## Work to complete
Report every line in the listing that contains the string "text".

## Exercise data
---

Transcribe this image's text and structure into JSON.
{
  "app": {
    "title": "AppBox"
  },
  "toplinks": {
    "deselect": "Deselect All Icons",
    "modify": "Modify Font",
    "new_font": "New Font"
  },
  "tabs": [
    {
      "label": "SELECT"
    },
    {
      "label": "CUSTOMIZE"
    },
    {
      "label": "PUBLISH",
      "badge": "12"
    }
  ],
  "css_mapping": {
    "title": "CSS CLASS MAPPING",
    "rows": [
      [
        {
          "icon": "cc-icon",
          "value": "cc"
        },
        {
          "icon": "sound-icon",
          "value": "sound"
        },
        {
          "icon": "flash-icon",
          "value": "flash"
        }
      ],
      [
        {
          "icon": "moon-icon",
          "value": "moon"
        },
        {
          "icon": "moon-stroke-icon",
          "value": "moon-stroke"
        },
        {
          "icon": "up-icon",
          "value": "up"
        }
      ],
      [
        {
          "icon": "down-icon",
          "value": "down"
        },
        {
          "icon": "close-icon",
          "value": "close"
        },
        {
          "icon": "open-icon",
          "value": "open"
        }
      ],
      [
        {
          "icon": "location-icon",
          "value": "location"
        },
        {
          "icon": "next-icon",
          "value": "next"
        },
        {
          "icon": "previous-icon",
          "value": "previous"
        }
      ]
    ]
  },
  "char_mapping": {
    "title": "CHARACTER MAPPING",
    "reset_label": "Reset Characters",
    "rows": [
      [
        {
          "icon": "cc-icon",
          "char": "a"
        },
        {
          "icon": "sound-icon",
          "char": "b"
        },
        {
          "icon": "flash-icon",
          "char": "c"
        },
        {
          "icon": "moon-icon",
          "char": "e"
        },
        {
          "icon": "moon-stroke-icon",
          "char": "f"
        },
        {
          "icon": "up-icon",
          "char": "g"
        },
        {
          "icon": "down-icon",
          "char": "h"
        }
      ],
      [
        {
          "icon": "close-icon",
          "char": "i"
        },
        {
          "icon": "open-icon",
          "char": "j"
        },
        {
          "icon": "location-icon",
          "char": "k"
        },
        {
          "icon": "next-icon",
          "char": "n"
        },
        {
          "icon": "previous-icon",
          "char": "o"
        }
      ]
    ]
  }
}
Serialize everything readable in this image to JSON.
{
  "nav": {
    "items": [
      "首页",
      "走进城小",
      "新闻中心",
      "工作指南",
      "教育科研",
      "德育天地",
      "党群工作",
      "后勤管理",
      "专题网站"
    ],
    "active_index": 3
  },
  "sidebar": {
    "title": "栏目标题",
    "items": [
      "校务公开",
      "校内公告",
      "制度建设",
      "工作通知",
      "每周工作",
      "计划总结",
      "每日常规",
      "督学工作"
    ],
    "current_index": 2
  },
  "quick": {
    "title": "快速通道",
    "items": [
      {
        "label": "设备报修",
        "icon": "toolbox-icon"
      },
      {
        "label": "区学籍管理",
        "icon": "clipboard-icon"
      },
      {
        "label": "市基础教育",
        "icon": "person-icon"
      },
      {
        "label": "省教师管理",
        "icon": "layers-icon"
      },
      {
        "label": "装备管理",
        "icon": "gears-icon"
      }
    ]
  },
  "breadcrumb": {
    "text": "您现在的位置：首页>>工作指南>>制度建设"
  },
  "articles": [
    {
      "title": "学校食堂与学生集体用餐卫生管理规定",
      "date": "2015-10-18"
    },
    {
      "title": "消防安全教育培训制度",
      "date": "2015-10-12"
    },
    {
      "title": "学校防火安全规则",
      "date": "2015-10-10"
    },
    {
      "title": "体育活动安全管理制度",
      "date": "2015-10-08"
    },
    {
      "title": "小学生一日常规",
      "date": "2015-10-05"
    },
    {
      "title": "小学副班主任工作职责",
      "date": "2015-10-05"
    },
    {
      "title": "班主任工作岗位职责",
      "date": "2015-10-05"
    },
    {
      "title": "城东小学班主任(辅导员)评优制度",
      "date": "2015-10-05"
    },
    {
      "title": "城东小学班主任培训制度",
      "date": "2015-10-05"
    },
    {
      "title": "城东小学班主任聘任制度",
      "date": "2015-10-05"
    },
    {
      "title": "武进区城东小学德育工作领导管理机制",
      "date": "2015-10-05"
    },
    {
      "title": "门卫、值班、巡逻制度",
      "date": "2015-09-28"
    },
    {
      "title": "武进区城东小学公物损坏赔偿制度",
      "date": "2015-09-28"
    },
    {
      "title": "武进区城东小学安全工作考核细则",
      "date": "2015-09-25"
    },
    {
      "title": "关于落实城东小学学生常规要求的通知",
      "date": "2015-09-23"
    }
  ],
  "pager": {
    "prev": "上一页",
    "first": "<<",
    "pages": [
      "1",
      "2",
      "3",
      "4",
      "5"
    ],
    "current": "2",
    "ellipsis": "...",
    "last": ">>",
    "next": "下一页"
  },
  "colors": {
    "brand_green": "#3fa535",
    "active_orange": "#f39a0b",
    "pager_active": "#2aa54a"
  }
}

---

## Result of the task
Transcribe this image's text and structure into JSON.
    "text": "您现在的位置：首页>>工作指南>>制度建设"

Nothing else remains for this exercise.